[Items from a dataset]
========
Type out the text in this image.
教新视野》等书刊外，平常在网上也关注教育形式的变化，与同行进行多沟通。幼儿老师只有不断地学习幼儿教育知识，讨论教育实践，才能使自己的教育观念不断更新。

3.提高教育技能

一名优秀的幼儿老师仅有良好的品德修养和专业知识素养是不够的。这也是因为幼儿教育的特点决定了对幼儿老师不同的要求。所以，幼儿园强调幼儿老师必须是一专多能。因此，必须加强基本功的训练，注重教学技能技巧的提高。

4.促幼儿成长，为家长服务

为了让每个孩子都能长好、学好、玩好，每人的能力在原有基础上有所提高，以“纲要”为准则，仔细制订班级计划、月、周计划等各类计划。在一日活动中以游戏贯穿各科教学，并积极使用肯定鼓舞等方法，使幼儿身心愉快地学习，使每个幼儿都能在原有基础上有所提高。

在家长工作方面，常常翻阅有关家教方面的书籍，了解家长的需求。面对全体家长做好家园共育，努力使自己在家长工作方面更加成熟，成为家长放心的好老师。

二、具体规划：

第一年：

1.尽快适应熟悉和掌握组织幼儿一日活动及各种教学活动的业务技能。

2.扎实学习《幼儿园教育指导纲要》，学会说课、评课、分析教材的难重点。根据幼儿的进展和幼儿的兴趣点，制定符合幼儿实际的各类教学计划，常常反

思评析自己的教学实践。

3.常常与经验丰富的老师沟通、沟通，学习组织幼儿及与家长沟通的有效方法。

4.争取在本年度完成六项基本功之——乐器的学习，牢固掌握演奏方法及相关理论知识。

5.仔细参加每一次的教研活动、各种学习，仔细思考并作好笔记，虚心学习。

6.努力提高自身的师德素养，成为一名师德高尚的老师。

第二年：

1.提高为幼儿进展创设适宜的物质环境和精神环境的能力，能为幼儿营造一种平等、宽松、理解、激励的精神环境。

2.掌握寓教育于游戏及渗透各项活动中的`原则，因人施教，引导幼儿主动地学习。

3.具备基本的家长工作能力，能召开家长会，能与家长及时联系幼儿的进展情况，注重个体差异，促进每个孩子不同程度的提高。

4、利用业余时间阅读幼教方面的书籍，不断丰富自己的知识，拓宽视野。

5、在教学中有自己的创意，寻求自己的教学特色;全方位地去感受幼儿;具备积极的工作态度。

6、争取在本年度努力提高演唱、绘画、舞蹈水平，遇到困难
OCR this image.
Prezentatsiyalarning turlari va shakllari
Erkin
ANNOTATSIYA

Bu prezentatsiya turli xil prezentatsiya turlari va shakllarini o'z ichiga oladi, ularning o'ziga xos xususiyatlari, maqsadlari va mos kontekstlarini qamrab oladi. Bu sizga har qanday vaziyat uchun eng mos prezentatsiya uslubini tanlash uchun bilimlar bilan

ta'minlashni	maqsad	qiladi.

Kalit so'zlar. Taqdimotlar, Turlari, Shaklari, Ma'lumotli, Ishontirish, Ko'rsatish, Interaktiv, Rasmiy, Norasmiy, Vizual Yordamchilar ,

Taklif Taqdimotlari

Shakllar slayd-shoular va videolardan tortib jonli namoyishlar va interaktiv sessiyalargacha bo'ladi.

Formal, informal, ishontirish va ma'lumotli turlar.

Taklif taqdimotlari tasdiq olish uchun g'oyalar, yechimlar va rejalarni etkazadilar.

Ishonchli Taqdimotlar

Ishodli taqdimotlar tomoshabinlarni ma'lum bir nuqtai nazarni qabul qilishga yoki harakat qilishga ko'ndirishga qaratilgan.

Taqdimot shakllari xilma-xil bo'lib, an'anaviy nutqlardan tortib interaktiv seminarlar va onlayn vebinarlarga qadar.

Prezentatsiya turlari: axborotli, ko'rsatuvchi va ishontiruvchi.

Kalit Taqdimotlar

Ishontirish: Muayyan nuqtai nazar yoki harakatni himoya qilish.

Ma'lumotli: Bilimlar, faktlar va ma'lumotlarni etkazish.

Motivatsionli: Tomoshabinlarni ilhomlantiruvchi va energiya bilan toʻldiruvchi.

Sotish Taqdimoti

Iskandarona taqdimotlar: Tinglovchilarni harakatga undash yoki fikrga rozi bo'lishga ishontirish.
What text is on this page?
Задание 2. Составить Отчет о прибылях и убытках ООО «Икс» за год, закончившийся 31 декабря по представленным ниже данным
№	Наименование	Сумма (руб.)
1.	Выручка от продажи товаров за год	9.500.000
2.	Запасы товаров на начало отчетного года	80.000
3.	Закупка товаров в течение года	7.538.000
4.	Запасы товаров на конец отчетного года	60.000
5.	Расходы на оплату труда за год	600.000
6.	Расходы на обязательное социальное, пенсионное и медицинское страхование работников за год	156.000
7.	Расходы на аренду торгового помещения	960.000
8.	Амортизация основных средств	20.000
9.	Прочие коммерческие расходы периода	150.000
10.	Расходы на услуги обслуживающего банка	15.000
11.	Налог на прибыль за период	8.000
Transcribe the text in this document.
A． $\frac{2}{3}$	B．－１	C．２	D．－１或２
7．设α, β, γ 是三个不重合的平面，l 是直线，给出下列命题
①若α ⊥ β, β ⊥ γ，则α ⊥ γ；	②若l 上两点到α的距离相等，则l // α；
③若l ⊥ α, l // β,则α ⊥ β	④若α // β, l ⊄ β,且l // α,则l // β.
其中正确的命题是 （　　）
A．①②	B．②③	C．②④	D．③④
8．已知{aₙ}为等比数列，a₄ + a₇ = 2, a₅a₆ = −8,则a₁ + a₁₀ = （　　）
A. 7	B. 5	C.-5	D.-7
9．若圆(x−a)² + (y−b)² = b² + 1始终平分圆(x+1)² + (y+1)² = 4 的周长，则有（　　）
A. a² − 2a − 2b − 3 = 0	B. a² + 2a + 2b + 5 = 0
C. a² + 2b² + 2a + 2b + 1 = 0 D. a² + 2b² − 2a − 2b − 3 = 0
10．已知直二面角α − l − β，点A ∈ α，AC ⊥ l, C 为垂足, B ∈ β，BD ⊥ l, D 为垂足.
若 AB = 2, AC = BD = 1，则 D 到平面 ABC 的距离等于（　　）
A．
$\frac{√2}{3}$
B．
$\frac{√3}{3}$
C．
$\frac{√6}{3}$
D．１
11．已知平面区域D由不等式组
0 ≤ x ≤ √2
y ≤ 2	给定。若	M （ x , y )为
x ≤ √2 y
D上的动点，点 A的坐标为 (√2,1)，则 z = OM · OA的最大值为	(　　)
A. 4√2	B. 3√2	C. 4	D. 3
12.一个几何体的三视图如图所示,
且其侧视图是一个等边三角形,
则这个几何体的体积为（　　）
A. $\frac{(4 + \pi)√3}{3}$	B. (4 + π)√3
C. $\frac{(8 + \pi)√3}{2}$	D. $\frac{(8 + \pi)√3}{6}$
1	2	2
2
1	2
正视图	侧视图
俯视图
========
Task instructions: Every record shown above should be written out again exactly.

Full answer:
Type out the text in this image.
教新视野》等书刊外，平常在网上也关注教育形式的变化，与同行进行多沟通。幼儿老师只有不断地学习幼儿教育知识，讨论教育实践，才能使自己的教育观念不断更新。

3.提高教育技能

一名优秀的幼儿老师仅有良好的品德修养和专业知识素养是不够的。这也是因为幼儿教育的特点决定了对幼儿老师不同的要求。所以，幼儿园强调幼儿老师必须是一专多能。因此，必须加强基本功的训练，注重教学技能技巧的提高。

4.促幼儿成长，为家长服务

为了让每个孩子都能长好、学好、玩好，每人的能力在原有基础上有所提高，以“纲要”为准则，仔细制订班级计划、月、周计划等各类计划。在一日活动中以游戏贯穿各科教学，并积极使用肯定鼓舞等方法，使幼儿身心愉快地学习，使每个幼儿都能在原有基础上有所提高。

在家长工作方面，常常翻阅有关家教方面的书籍，了解家长的需求。面对全体家长做好家园共育，努力使自己在家长工作方面更加成熟，成为家长放心的好老师。

二、具体规划：

第一年：

1.尽快适应熟悉和掌握组织幼儿一日活动及各种教学活动的业务技能。

2.扎实学习《幼儿园教育指导纲要》，学会说课、评课、分析教材的难重点。根据幼儿的进展和幼儿的兴趣点，制定符合幼儿实际的各类教学计划，常常反

思评析自己的教学实践。

3.常常与经验丰富的老师沟通、沟通，学习组织幼儿及与家长沟通的有效方法。

4.争取在本年度完成六项基本功之——乐器的学习，牢固掌握演奏方法及相关理论知识。

5.仔细参加每一次的教研活动、各种学习，仔细思考并作好笔记，虚心学习。

6.努力提高自身的师德素养，成为一名师德高尚的老师。

第二年：

1.提高为幼儿进展创设适宜的物质环境和精神环境的能力，能为幼儿营造一种平等、宽松、理解、激励的精神环境。

2.掌握寓教育于游戏及渗透各项活动中的`原则，因人施教，引导幼儿主动地学习。

3.具备基本的家长工作能力，能召开家长会，能与家长及时联系幼儿的进展情况，注重个体差异，促进每个孩子不同程度的提高。

4、利用业余时间阅读幼教方面的书籍，不断丰富自己的知识，拓宽视野。

5、在教学中有自己的创意，寻求自己的教学特色;全方位地去感受幼儿;具备积极的工作态度。

6、争取在本年度努力提高演唱、绘画、舞蹈水平，遇到困难
OCR this image.
Prezentatsiyalarning turlari va shakllari
Erkin
ANNOTATSIYA

Bu prezentatsiya turli xil prezentatsiya turlari va shakllarini o'z ichiga oladi, ularning o'ziga xos xususiyatlari, maqsadlari va mos kontekstlarini qamrab oladi. Bu sizga har qanday vaziyat uchun eng mos prezentatsiya uslubini tanlash uchun bilimlar bilan

ta'minlashni	maqsad	qiladi.

Kalit so'zlar. Taqdimotlar, Turlari, Shaklari, Ma'lumotli, Ishontirish, Ko'rsatish, Interaktiv, Rasmiy, Norasmiy, Vizual Yordamchilar ,

Taklif Taqdimotlari

Shakllar slayd-shoular va videolardan tortib jonli namoyishlar va interaktiv sessiyalargacha bo'ladi.

Formal, informal, ishontirish va ma'lumotli turlar.

Taklif taqdimotlari tasdiq olish uchun g'oyalar, yechimlar va rejalarni etkazadilar.

Ishonchli Taqdimotlar

Ishodli taqdimotlar tomoshabinlarni ma'lum bir nuqtai nazarni qabul qilishga yoki harakat qilishga ko'ndirishga qaratilgan.

Taqdimot shakllari xilma-xil bo'lib, an'anaviy nutqlardan tortib interaktiv seminarlar va onlayn vebinarlarga qadar.

Prezentatsiya turlari: axborotli, ko'rsatuvchi va ishontiruvchi.

Kalit Taqdimotlar

Ishontirish: Muayyan nuqtai nazar yoki harakatni himoya qilish.

Ma'lumotli: Bilimlar, faktlar va ma'lumotlarni etkazish.

Motivatsionli: Tomoshabinlarni ilhomlantiruvchi va energiya bilan toʻldiruvchi.

Sotish Taqdimoti

Iskandarona taqdimotlar: Tinglovchilarni harakatga undash yoki fikrga rozi bo'lishga ishontirish.
What text is on this page?
Задание 2. Составить Отчет о прибылях и убытках ООО «Икс» за год, закончившийся 31 декабря по представленным ниже данным
№	Наименование	Сумма (руб.)
1.	Выручка от продажи товаров за год	9.500.000
2.	Запасы товаров на начало отчетного года	80.000
3.	Закупка товаров в течение года	7.538.000
4.	Запасы товаров на конец отчетного года	60.000
5.	Расходы на оплату труда за год	600.000
6.	Расходы на обязательное социальное, пенсионное и медицинское страхование работников за год	156.000
7.	Расходы на аренду торгового помещения	960.000
8.	Амортизация основных средств	20.000
9.	Прочие коммерческие расходы периода	150.000
10.	Расходы на услуги обслуживающего банка	15.000
11.	Налог на прибыль за период	8.000
Transcribe the text in this document.
A． $\frac{2}{3}$	B．－１	C．２	D．－１或２
7．设α, β, γ 是三个不重合的平面，l 是直线，给出下列命题
①若α ⊥ β, β ⊥ γ，则α ⊥ γ；	②若l 上两点到α的距离相等，则l // α；
③若l ⊥ α, l // β,则α ⊥ β	④若α // β, l ⊄ β,且l // α,则l // β.
其中正确的命题是 （　　）
A．①②	B．②③	C．②④	D．③④
8．已知{aₙ}为等比数列，a₄ + a₇ = 2, a₅a₆ = −8,则a₁ + a₁₀ = （　　）
A. 7	B. 5	C.-5	D.-7
9．若圆(x−a)² + (y−b)² = b² + 1始终平分圆(x+1)² + (y+1)² = 4 的周长，则有（　　）
A. a² − 2a − 2b − 3 = 0	B. a² + 2a + 2b + 5 = 0
C. a² + 2b² + 2a + 2b + 1 = 0 D. a² + 2b² − 2a − 2b − 3 = 0
10．已知直二面角α − l − β，点A ∈ α，AC ⊥ l, C 为垂足, B ∈ β，BD ⊥ l, D 为垂足.
若 AB = 2, AC = BD = 1，则 D 到平面 ABC 的距离等于（　　）
A．
$\frac{√2}{3}$
B．
$\frac{√3}{3}$
C．
$\frac{√6}{3}$
D．１
11．已知平面区域D由不等式组
0 ≤ x ≤ √2
y ≤ 2	给定。若	M （ x , y )为
x ≤ √2 y
D上的动点，点 A的坐标为 (√2,1)，则 z = OM · OA的最大值为	(　　)
A. 4√2	B. 3√2	C. 4	D. 3
12.一个几何体的三视图如图所示,
且其侧视图是一个等边三角形,
则这个几何体的体积为（　　）
A. $\frac{(4 + \pi)√3}{3}$	B. (4 + π)√3
C. $\frac{(8 + \pi)√3}{2}$	D. $\frac{(8 + \pi)√3}{6}$
1	2	2
2
1	2
正视图	侧视图
俯视图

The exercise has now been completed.